--- start Listed records ---
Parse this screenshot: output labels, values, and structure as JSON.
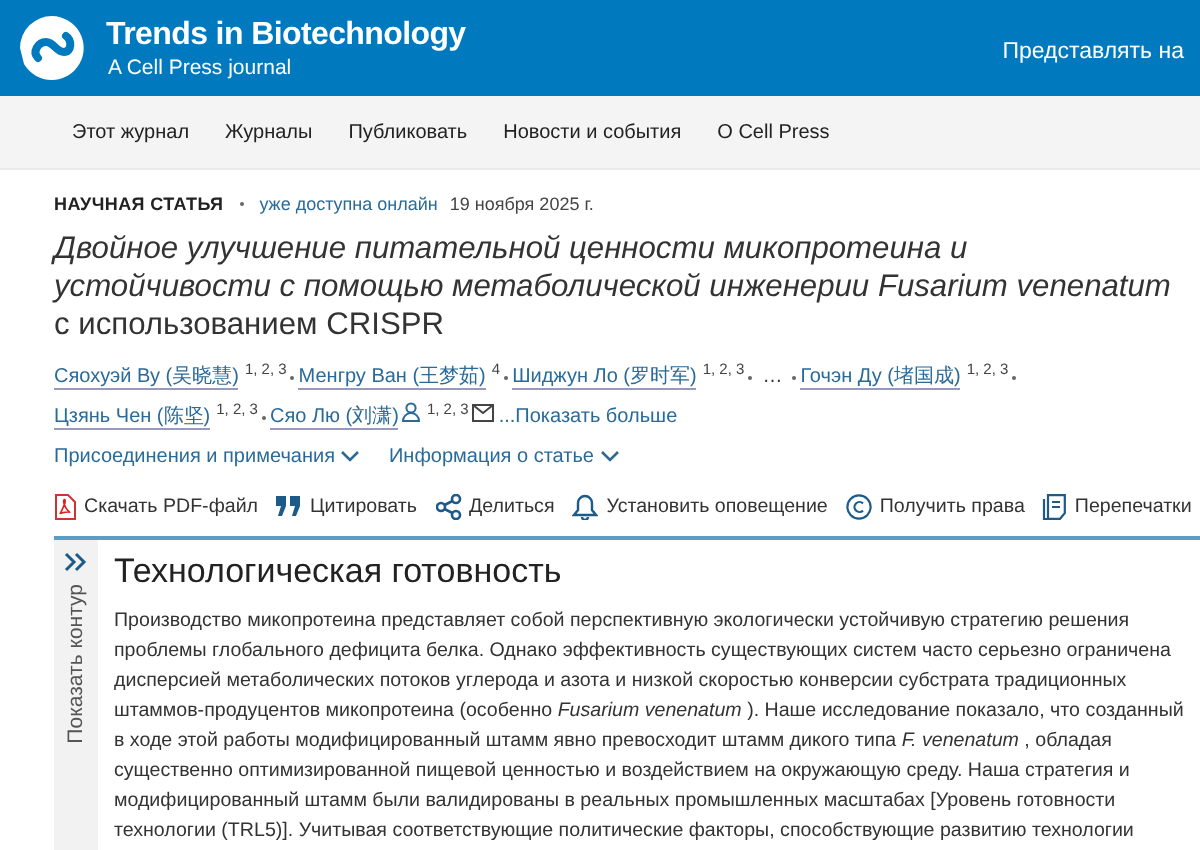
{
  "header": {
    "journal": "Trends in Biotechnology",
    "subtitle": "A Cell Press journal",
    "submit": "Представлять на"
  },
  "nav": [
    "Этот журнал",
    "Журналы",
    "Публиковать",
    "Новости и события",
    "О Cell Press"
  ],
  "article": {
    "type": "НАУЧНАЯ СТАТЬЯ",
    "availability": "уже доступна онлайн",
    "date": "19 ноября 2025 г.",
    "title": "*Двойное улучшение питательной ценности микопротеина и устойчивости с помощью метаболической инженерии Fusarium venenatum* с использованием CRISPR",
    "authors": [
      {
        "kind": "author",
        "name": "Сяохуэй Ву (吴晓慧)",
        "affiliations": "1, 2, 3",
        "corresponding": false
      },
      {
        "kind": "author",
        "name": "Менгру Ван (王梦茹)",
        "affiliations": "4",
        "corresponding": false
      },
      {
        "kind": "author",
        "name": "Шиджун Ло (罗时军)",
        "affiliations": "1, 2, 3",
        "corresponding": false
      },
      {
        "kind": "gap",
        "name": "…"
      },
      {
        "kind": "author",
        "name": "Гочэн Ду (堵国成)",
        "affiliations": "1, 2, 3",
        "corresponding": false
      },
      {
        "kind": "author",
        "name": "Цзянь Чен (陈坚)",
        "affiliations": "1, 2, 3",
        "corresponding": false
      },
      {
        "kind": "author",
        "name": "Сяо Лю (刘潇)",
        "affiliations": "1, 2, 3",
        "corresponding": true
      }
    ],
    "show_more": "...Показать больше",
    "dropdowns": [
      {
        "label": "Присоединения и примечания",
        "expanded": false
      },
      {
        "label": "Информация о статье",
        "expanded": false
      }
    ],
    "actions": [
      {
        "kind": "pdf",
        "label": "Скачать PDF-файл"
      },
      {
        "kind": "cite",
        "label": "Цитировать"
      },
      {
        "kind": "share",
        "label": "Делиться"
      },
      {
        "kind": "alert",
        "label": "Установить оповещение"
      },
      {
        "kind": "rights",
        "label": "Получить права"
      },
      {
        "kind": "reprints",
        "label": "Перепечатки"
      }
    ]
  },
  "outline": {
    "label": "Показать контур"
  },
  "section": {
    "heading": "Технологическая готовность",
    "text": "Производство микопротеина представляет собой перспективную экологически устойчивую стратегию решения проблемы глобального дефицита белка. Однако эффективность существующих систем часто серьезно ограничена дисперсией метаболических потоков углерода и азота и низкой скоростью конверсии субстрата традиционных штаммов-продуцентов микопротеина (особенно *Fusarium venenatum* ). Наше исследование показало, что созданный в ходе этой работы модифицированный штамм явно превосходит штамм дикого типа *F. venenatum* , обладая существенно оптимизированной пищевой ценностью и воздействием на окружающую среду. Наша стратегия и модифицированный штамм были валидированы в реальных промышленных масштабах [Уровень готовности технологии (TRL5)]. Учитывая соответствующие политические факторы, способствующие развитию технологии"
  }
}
--- end Listed records ---
Task prompt:
Collect the complete line wherever the string "Показать" appears in the records.

Answer for the task:
    "show_more": "...Показать больше",
    "label": "Показать контур"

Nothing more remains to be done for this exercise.